(Dataset listings of figures)
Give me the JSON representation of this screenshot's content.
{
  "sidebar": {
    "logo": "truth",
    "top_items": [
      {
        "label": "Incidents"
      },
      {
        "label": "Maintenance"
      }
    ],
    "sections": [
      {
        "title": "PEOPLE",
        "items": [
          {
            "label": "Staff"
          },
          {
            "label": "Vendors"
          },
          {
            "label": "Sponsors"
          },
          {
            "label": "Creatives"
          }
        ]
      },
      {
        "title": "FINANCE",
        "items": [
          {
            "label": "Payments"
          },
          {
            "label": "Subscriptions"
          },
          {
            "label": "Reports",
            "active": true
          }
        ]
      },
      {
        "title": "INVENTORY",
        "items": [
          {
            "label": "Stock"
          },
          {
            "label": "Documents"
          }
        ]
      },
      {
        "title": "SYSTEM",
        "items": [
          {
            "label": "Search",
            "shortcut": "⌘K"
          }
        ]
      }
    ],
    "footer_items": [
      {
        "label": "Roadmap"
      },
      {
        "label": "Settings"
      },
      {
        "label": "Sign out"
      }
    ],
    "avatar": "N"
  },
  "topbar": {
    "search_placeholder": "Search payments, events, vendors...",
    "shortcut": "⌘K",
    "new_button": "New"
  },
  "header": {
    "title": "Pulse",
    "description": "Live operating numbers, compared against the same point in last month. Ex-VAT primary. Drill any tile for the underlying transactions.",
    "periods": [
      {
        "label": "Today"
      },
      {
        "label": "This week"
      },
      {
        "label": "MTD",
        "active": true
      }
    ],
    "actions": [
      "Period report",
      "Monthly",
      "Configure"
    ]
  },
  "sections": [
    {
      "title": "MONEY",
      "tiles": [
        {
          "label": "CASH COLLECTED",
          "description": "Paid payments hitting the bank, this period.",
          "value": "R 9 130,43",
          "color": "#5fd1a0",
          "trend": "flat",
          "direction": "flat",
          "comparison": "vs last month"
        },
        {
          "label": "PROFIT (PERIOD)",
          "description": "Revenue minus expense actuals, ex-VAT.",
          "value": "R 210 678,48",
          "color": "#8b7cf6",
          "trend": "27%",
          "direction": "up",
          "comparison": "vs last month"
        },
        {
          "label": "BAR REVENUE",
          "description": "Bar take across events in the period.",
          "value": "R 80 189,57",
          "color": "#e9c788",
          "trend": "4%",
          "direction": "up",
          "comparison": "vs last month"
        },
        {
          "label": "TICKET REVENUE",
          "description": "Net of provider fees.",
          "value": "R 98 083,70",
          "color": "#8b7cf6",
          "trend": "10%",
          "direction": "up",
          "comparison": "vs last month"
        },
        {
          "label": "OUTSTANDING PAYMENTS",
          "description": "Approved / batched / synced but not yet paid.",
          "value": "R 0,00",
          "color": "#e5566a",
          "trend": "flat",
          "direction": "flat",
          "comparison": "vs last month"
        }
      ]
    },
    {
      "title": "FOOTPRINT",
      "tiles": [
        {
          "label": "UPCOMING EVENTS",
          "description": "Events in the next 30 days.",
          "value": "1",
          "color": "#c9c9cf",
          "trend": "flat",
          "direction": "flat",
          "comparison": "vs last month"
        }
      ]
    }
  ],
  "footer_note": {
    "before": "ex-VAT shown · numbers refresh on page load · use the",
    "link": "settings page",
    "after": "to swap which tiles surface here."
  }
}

Brief: Identify and copy the lines holding the word "value".

Worked solution:
          "value": "R 9 130,43",
          "value": "R 210 678,48",
          "value": "R 80 189,57",
          "value": "R 98 083,70",
          "value": "R 0,00",
          "value": "1",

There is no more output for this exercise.